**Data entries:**
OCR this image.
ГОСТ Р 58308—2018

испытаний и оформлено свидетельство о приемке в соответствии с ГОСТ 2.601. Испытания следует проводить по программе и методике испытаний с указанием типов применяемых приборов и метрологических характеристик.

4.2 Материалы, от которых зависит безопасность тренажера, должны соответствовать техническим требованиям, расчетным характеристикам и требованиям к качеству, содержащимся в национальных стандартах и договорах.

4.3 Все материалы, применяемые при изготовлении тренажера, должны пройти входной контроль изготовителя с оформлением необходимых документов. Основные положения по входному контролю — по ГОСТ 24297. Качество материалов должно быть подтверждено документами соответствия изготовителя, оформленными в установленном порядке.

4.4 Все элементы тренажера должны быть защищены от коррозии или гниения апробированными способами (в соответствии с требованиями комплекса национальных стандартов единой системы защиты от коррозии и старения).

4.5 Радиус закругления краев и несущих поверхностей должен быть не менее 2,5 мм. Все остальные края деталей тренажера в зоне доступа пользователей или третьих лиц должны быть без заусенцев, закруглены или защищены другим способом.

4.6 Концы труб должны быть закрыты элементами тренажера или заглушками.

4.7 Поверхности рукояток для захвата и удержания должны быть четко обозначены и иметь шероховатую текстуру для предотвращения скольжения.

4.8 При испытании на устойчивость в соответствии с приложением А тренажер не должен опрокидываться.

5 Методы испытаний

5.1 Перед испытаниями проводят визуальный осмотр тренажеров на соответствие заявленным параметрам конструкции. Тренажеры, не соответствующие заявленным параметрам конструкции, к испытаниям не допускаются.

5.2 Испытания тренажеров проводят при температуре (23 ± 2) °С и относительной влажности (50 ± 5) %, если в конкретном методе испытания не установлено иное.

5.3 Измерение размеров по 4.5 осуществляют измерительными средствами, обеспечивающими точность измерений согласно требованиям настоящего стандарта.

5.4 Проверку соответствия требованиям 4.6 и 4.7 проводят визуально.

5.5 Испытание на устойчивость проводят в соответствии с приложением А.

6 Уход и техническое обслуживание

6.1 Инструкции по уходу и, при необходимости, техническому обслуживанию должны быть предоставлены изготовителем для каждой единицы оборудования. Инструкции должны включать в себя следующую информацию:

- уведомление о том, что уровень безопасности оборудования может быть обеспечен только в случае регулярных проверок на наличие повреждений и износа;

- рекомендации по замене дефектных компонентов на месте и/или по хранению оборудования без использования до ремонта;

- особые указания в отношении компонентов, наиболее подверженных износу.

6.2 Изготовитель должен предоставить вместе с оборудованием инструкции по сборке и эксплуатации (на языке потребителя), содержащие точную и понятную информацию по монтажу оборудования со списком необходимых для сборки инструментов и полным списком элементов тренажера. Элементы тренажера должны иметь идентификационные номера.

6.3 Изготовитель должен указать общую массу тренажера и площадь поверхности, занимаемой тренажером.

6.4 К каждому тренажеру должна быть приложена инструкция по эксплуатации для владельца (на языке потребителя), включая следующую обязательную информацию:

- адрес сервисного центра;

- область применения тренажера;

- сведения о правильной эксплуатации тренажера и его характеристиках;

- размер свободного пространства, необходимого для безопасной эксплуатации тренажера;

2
* * *
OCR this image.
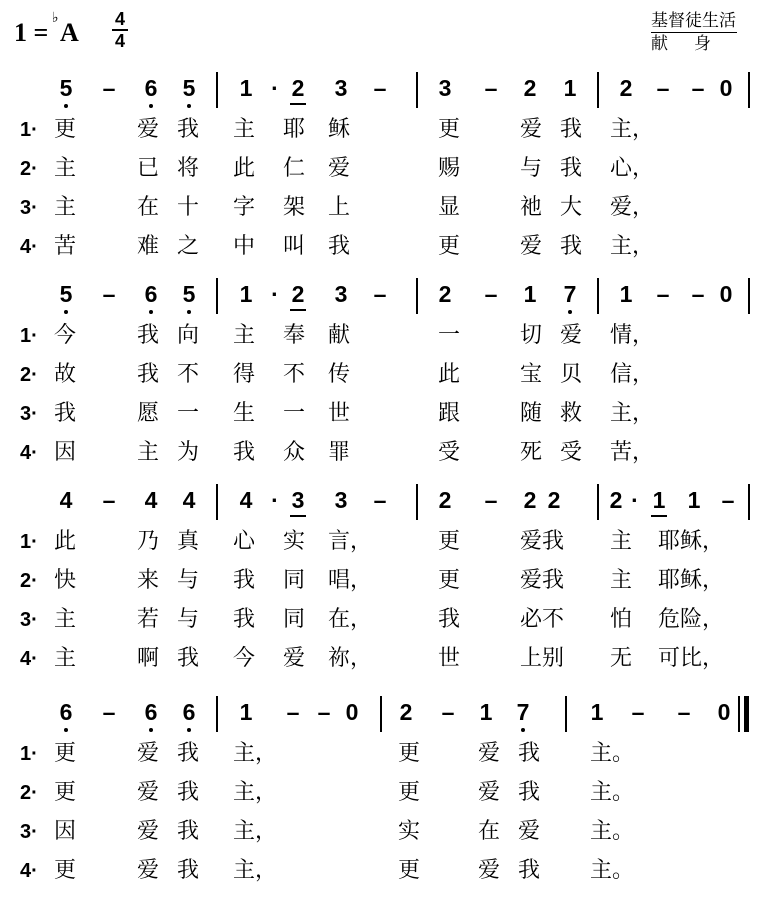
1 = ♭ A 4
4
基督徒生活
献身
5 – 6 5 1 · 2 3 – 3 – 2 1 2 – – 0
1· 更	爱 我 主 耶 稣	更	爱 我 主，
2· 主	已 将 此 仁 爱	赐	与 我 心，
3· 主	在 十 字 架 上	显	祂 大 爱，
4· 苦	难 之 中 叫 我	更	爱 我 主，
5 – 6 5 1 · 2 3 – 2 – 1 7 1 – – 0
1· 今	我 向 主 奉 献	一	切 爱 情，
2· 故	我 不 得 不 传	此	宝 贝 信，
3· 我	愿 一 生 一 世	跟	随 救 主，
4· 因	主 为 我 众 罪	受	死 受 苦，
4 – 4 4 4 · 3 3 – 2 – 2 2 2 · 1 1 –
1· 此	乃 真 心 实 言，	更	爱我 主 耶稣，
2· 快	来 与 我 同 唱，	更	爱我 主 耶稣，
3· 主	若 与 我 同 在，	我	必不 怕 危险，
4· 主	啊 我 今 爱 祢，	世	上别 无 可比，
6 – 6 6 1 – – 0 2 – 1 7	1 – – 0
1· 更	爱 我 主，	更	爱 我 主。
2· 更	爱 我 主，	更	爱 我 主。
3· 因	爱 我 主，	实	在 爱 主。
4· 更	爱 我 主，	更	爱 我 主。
---
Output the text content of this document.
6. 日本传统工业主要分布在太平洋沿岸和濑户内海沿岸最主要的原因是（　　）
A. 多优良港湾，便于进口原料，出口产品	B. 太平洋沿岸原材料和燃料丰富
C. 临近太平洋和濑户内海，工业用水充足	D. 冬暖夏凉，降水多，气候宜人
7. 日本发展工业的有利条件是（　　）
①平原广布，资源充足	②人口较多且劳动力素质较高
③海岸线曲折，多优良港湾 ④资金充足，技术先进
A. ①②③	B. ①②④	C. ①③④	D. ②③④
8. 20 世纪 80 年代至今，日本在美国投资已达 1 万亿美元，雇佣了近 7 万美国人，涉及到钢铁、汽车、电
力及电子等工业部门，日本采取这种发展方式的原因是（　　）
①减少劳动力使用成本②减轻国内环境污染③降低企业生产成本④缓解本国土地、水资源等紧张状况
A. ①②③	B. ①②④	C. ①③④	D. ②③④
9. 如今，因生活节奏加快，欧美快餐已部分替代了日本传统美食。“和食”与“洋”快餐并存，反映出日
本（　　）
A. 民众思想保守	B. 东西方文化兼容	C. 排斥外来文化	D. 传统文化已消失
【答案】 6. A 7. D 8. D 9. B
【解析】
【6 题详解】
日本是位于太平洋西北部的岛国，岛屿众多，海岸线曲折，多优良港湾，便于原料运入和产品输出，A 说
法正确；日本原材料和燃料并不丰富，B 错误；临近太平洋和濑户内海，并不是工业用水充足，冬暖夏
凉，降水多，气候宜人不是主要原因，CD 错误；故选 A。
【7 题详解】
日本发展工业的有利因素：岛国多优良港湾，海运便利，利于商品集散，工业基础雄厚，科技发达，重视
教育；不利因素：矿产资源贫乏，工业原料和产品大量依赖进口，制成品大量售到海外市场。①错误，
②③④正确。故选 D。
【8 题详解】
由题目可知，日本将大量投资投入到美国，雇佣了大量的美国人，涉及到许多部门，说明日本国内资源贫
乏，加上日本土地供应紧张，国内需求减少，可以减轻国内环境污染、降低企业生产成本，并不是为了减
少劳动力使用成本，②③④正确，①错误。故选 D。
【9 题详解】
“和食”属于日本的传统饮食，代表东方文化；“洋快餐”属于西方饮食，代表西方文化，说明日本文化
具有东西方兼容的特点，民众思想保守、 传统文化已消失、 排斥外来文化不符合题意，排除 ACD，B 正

**Exercise objective:**
Scan the listing above. Collect all lines with the word "соответствии".

**Written answer:**
испытаний и оформлено свидетельство о приемке в соответствии с ГОСТ 2.601. Испытания следует проводить по программе и методике испытаний с указанием типов применяемых приборов и метрологических характеристик.
4.4 Все элементы тренажера должны быть защищены от коррозии или гниения апробированными способами (в соответствии с требованиями комплекса национальных стандартов единой системы защиты от коррозии и старения).
4.8 При испытании на устойчивость в соответствии с приложением А тренажер не должен опрокидываться.
5.5 Испытание на устойчивость проводят в соответствии с приложением А.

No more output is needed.